● QUESTIONS TO ANSWER:
1. According to the Takeshi Nakamura profile, which team did he make his NPB debut for?
2. Please carry on the Takeshi Nakamura profile from its final sentence.

- Catcher/Battery coach
- Born: March 17, 1967 (age 59) Ukyo-ku, Kyoto, Japan
- Batted: RightThrew: Right

NPB debut
- April 14, 1987, for the Chunichi Dragons

Last NPB appearance
- 27 September, 2005, for the Tohoku Rakuten Golden Eagles

NPB statistics (through 2005)
- Games Played: 1,955
- Batting average: .242
- Home runs: 137
- RBI: 604
- Stats at Baseball Reference

Teams
- As player Chunichi Dragons (1985–2001); Yokohama Baystars (2002–2004); Tohoku Rakuten Golden Eagles (2005); As Coach Yokohama Baystars (2006–2008); Chunichi Dragons (2009–2012); Chiba Lotte Marines (2013–2014); Kia Tigers (2015–2018); Chunichi Dragons (2019–2021);

Career highlights and awards
- 2× Most Valuable Battery Award (1993 with Masahiro Yamamoto, 1999 with Shigeki Noguchi); 8× NPB All-Star (1988-1991, 1993, 1996, 1998, 2001);

= Takeshi Nakamura =

Japanese baseball player (born 1967)

Takeshi Nakamura (中村 武志, Nakamura Takeshi) is a Japanese former professional baseball catcher. He played for the Chunichi Dragons, Yokohama Baystars and Tohoku Rakuten Golden Eagles.

He was most recently the first team battery coach for the Chunichi Dragons in Japan's Nippon Professional Baseball.

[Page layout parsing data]

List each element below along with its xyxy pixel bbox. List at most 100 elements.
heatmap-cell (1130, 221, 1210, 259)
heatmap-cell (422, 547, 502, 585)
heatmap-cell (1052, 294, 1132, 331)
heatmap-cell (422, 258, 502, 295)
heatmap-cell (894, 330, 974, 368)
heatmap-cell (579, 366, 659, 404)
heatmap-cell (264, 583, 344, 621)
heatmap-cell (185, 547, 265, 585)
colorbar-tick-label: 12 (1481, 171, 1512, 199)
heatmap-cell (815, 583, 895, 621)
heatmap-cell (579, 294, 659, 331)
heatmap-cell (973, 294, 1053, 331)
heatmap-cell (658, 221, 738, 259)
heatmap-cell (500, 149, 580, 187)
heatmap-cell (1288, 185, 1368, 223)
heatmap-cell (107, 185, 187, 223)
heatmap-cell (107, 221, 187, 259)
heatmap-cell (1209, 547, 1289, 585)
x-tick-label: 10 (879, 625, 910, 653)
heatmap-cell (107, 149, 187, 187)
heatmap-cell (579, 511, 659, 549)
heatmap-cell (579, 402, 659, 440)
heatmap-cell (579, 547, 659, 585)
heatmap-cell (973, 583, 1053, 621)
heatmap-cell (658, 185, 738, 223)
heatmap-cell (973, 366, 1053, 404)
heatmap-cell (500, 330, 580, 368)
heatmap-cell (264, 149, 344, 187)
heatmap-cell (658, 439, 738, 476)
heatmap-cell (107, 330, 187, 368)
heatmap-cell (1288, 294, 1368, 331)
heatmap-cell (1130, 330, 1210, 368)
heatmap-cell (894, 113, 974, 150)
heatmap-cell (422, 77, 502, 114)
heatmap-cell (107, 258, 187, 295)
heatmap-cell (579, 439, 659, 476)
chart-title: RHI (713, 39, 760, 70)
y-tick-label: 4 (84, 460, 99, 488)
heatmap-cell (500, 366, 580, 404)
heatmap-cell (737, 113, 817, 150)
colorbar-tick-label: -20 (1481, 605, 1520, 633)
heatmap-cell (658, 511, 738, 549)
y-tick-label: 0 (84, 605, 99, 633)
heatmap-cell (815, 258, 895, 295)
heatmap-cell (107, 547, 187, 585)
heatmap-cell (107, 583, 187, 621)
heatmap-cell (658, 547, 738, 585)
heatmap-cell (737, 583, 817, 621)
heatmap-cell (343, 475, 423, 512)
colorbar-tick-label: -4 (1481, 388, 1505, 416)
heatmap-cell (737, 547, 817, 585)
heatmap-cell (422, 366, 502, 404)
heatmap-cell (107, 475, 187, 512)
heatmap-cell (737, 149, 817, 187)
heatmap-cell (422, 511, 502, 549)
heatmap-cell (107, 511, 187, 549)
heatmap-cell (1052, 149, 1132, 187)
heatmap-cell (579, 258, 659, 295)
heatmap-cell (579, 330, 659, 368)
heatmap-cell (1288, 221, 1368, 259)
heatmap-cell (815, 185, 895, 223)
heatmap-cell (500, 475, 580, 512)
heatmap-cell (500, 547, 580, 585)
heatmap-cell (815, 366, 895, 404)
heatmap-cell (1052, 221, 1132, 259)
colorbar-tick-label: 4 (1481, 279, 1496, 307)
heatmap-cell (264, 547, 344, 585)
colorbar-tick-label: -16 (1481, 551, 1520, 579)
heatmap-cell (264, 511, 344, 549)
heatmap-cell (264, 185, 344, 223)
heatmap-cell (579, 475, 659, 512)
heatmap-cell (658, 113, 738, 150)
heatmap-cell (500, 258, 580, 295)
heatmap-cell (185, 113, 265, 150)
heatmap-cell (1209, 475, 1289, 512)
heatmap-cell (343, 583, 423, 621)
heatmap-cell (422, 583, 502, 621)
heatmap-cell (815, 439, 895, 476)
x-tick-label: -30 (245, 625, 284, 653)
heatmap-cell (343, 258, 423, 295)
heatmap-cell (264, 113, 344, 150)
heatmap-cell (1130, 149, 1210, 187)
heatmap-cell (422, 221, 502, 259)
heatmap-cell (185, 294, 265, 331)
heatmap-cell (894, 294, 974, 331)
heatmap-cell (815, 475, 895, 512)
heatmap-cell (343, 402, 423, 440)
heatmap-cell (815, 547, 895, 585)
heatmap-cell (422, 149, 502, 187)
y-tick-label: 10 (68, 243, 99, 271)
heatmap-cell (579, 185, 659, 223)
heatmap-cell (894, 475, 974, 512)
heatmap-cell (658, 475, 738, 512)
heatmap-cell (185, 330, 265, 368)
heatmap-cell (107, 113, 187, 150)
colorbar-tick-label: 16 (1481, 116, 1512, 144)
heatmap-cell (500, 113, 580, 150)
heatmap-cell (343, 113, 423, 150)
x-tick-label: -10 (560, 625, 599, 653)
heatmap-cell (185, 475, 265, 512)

● EXERCISE RESPONSES:
1. The Chunichi Dragons.

2.
==Career==
Nakamura was a 1st round draft pick in 1984 for the Chunichi Dragons and manager Senichi Hoshino where he played for 16 years. He took the mantle of regular catcher from 1981 MVP Takayoshi Nakao in 1987 and passed it to 1998 Central League winning Motonobu Tanishige in 2002. Nakamura was traded to the Yokohama Baystars for cash considerations after Tanishige was brought in during free agency by then manager Hisashi Yamada. Following the establishment of the Tohoku Rakuten Golden Eagles in 2004, Nakamura was sent to the Eagles in a zero-fee trade from the Baystars where he ended his career in 2005.

Since retiring, Nakamura has coached with 3 NPB clubs, and one KBO club.

Nakamura is one of only 11 catchers in NPB history to have a .500+ success rate for throwing out runners in a single season and is one of only 4 to do it twice in 1989 and 1995.